Copy each line of the listing below exactly.
■ ■ ■ ■ ■ ■ ■
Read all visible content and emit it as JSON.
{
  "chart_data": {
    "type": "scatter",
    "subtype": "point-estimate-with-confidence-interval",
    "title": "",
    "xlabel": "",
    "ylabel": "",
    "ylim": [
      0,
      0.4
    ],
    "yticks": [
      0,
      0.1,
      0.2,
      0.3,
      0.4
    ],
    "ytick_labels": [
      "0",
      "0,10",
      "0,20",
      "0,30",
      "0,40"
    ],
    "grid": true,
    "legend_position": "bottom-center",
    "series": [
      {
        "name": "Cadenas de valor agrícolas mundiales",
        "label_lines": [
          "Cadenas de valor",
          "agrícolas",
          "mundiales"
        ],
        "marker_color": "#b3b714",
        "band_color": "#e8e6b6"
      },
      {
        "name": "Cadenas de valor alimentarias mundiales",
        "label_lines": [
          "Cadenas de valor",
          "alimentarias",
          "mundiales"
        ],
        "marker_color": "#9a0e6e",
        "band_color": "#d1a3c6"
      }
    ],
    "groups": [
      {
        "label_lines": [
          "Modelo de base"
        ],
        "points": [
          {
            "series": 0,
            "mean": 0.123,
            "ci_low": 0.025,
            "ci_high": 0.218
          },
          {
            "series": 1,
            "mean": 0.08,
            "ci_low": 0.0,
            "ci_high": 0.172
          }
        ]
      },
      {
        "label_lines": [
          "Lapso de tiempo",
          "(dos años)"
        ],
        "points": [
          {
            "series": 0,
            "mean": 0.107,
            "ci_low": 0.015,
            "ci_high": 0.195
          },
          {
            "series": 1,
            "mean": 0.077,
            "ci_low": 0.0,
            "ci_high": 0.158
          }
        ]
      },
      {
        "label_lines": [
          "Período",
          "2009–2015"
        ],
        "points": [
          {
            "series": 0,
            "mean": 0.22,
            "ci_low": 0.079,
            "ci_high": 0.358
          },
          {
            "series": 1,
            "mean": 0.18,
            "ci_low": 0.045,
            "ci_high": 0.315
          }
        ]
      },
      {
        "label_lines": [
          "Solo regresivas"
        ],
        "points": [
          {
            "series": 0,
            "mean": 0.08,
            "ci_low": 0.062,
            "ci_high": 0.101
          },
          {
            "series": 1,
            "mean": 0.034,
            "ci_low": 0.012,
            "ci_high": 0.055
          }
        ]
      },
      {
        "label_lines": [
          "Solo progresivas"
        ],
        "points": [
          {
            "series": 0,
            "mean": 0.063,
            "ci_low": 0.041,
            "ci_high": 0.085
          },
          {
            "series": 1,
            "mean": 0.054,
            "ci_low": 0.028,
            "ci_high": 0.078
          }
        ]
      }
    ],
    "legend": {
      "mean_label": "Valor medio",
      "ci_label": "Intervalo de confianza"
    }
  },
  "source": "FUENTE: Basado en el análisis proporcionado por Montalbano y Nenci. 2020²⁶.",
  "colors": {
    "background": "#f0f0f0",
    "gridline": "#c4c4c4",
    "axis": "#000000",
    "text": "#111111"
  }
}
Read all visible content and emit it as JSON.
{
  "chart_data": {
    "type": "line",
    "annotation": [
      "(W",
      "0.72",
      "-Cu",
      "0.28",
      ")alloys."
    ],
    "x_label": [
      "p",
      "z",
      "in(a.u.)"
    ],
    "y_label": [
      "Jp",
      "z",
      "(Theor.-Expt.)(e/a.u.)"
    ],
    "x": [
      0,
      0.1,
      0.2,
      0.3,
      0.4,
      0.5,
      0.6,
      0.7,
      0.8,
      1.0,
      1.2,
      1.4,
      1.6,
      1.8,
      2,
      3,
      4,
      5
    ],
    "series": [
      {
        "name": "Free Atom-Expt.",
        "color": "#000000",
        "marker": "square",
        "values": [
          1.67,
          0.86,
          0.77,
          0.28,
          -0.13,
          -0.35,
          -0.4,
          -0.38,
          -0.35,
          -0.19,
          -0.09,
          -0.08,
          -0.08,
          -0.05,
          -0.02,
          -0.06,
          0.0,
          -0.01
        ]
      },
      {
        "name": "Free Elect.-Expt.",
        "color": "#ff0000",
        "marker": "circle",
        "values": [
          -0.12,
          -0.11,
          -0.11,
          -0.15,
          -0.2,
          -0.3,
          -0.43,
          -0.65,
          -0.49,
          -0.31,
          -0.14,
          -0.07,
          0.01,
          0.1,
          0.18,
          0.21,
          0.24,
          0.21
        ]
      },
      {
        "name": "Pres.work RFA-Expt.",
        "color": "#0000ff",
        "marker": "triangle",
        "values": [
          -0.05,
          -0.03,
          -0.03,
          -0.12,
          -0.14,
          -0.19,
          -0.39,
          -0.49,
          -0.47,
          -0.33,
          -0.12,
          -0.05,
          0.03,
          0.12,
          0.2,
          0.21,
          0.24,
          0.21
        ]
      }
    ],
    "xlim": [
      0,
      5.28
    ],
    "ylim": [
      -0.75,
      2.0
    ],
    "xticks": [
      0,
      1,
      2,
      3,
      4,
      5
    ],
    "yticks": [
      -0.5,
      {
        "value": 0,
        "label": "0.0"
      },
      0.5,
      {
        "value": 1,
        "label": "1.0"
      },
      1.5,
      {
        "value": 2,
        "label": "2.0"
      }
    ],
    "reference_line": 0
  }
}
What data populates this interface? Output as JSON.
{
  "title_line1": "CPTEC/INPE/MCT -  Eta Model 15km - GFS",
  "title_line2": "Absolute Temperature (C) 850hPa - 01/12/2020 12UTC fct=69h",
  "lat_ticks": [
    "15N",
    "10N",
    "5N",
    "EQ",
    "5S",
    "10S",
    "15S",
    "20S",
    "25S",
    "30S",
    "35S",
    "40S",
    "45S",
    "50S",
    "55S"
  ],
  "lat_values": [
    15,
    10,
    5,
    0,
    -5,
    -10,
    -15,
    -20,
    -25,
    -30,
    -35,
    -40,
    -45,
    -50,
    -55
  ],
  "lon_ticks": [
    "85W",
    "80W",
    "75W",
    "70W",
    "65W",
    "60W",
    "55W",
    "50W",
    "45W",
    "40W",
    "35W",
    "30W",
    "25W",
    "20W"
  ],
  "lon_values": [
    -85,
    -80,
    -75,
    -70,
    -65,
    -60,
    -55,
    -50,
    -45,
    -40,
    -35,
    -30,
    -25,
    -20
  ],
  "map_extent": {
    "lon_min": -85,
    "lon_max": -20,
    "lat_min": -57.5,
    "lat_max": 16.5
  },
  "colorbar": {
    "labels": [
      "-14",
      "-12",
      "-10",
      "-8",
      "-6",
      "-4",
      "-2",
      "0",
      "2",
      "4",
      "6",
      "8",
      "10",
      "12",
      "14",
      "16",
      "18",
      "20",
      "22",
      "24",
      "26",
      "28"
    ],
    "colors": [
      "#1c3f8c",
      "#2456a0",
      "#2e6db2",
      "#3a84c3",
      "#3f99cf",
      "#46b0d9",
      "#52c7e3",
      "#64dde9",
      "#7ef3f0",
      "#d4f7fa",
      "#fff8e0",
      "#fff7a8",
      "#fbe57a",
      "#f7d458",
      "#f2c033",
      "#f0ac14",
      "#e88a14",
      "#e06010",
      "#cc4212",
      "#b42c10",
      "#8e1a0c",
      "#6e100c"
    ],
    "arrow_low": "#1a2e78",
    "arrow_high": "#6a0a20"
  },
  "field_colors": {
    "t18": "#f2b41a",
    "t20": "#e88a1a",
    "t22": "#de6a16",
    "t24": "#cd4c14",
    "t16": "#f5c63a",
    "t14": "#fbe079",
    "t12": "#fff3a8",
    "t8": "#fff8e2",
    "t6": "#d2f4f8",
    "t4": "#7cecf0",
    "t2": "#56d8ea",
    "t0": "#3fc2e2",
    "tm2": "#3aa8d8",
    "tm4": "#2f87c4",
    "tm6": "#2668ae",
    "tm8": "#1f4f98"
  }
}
■ ■ ■ ■ ■ ■ ■
Response to the task:
Read all visible content and emit it as JSON.
{
  "chart_data": {
    "type": "scatter",
    "subtype": "point-estimate-with-confidence-interval",
    "title": "",
    "xlabel": "",
    "ylabel": "",
    "ylim": [
      0,
      0.4
    ],
    "yticks": [
      0,
      0.1,
      0.2,
      0.3,
      0.4
    ],
    "ytick_labels": [
      "0",
      "0,10",
      "0,20",
      "0,30",
      "0,40"
    ],
    "grid": true,
    "legend_position": "bottom-center",
    "series": [
      {
        "name": "Cadenas de valor agrícolas mundiales",
        "label_lines": [
          "Cadenas de valor",
          "agrícolas",
          "mundiales"
        ],
        "marker_color": "#b3b714",
        "band_color": "#e8e6b6"
      },
      {
        "name": "Cadenas de valor alimentarias mundiales",
        "label_lines": [
          "Cadenas de valor",
          "alimentarias",
          "mundiales"
        ],
        "marker_color": "#9a0e6e",
        "band_color": "#d1a3c6"
      }
    ],
    "groups": [
      {
        "label_lines": [
          "Modelo de base"
        ],
        "points": [
          {
            "series": 0,
            "mean": 0.123,
            "ci_low": 0.025,
            "ci_high": 0.218
          },
          {
            "series": 1,
            "mean": 0.08,
            "ci_low": 0.0,
            "ci_high": 0.172
          }
        ]
      },
      {
        "label_lines": [
          "Lapso de tiempo",
          "(dos años)"
        ],
        "points": [
          {
            "series": 0,
            "mean": 0.107,
            "ci_low": 0.015,
            "ci_high": 0.195
          },
          {
            "series": 1,
            "mean": 0.077,
            "ci_low": 0.0,
            "ci_high": 0.158
          }
        ]
      },
      {
        "label_lines": [
          "Período",
          "2009–2015"
        ],
        "points": [
          {
            "series": 0,
            "mean": 0.22,
            "ci_low": 0.079,
            "ci_high": 0.358
          },
          {
            "series": 1,
            "mean": 0.18,
            "ci_low": 0.045,
            "ci_high": 0.315
          }
        ]
      },
      {
        "label_lines": [
          "Solo regresivas"
        ],
        "points": [
          {
            "series": 0,
            "mean": 0.08,
            "ci_low": 0.062,
            "ci_high": 0.101
          },
          {
            "series": 1,
            "mean": 0.034,
            "ci_low": 0.012,
            "ci_high": 0.055
          }
        ]
      },
      {
        "label_lines": [
          "Solo progresivas"
        ],
        "points": [
          {
            "series": 0,
            "mean": 0.063,
            "ci_low": 0.041,
            "ci_high": 0.085
          },
          {
            "series": 1,
            "mean": 0.054,
            "ci_low": 0.028,
            "ci_high": 0.078
          }
        ]
      }
    ],
    "legend": {
      "mean_label": "Valor medio",
      "ci_label": "Intervalo de confianza"
    }
  },
  "source": "FUENTE: Basado en el análisis proporcionado por Montalbano y Nenci. 2020²⁶.",
  "colors": {
    "background": "#f0f0f0",
    "gridline": "#c4c4c4",
    "axis": "#000000",
    "text": "#111111"
  }
}
Read all visible content and emit it as JSON.
{
  "chart_data": {
    "type": "line",
    "annotation": [
      "(W",
      "0.72",
      "-Cu",
      "0.28",
      ")alloys."
    ],
    "x_label": [
      "p",
      "z",
      "in(a.u.)"
    ],
    "y_label": [
      "Jp",
      "z",
      "(Theor.-Expt.)(e/a.u.)"
    ],
    "x": [
      0,
      0.1,
      0.2,
      0.3,
      0.4,
      0.5,
      0.6,
      0.7,
      0.8,
      1.0,
      1.2,
      1.4,
      1.6,
      1.8,
      2,
      3,
      4,
      5
    ],
    "series": [
      {
        "name": "Free Atom-Expt.",
        "color": "#000000",
        "marker": "square",
        "values": [
          1.67,
          0.86,
          0.77,
          0.28,
          -0.13,
          -0.35,
          -0.4,
          -0.38,
          -0.35,
          -0.19,
          -0.09,
          -0.08,
          -0.08,
          -0.05,
          -0.02,
          -0.06,
          0.0,
          -0.01
        ]
      },
      {
        "name": "Free Elect.-Expt.",
        "color": "#ff0000",
        "marker": "circle",
        "values": [
          -0.12,
          -0.11,
          -0.11,
          -0.15,
          -0.2,
          -0.3,
          -0.43,
          -0.65,
          -0.49,
          -0.31,
          -0.14,
          -0.07,
          0.01,
          0.1,
          0.18,
          0.21,
          0.24,
          0.21
        ]
      },
      {
        "name": "Pres.work RFA-Expt.",
        "color": "#0000ff",
        "marker": "triangle",
        "values": [
          -0.05,
          -0.03,
          -0.03,
          -0.12,
          -0.14,
          -0.19,
          -0.39,
          -0.49,
          -0.47,
          -0.33,
          -0.12,
          -0.05,
          0.03,
          0.12,
          0.2,
          0.21,
          0.24,
          0.21
        ]
      }
    ],
    "xlim": [
      0,
      5.28
    ],
    "ylim": [
      -0.75,
      2.0
    ],
    "xticks": [
      0,
      1,
      2,
      3,
      4,
      5
    ],
    "yticks": [
      -0.5,
      {
        "value": 0,
        "label": "0.0"
      },
      0.5,
      {
        "value": 1,
        "label": "1.0"
      },
      1.5,
      {
        "value": 2,
        "label": "2.0"
      }
    ],
    "reference_line": 0
  }
}
What data populates this interface? Output as JSON.
{
  "title_line1": "CPTEC/INPE/MCT -  Eta Model 15km - GFS",
  "title_line2": "Absolute Temperature (C) 850hPa - 01/12/2020 12UTC fct=69h",
  "lat_ticks": [
    "15N",
    "10N",
    "5N",
    "EQ",
    "5S",
    "10S",
    "15S",
    "20S",
    "25S",
    "30S",
    "35S",
    "40S",
    "45S",
    "50S",
    "55S"
  ],
  "lat_values": [
    15,
    10,
    5,
    0,
    -5,
    -10,
    -15,
    -20,
    -25,
    -30,
    -35,
    -40,
    -45,
    -50,
    -55
  ],
  "lon_ticks": [
    "85W",
    "80W",
    "75W",
    "70W",
    "65W",
    "60W",
    "55W",
    "50W",
    "45W",
    "40W",
    "35W",
    "30W",
    "25W",
    "20W"
  ],
  "lon_values": [
    -85,
    -80,
    -75,
    -70,
    -65,
    -60,
    -55,
    -50,
    -45,
    -40,
    -35,
    -30,
    -25,
    -20
  ],
  "map_extent": {
    "lon_min": -85,
    "lon_max": -20,
    "lat_min": -57.5,
    "lat_max": 16.5
  },
  "colorbar": {
    "labels": [
      "-14",
      "-12",
      "-10",
      "-8",
      "-6",
      "-4",
      "-2",
      "0",
      "2",
      "4",
      "6",
      "8",
      "10",
      "12",
      "14",
      "16",
      "18",
      "20",
      "22",
      "24",
      "26",
      "28"
    ],
    "colors": [
      "#1c3f8c",
      "#2456a0",
      "#2e6db2",
      "#3a84c3",
      "#3f99cf",
      "#46b0d9",
      "#52c7e3",
      "#64dde9",
      "#7ef3f0",
      "#d4f7fa",
      "#fff8e0",
      "#fff7a8",
      "#fbe57a",
      "#f7d458",
      "#f2c033",
      "#f0ac14",
      "#e88a14",
      "#e06010",
      "#cc4212",
      "#b42c10",
      "#8e1a0c",
      "#6e100c"
    ],
    "arrow_low": "#1a2e78",
    "arrow_high": "#6a0a20"
  },
  "field_colors": {
    "t18": "#f2b41a",
    "t20": "#e88a1a",
    "t22": "#de6a16",
    "t24": "#cd4c14",
    "t16": "#f5c63a",
    "t14": "#fbe079",
    "t12": "#fff3a8",
    "t8": "#fff8e2",
    "t6": "#d2f4f8",
    "t4": "#7cecf0",
    "t2": "#56d8ea",
    "t0": "#3fc2e2",
    "tm2": "#3aa8d8",
    "tm4": "#2f87c4",
    "tm6": "#2668ae",
    "tm8": "#1f4f98"
  }
}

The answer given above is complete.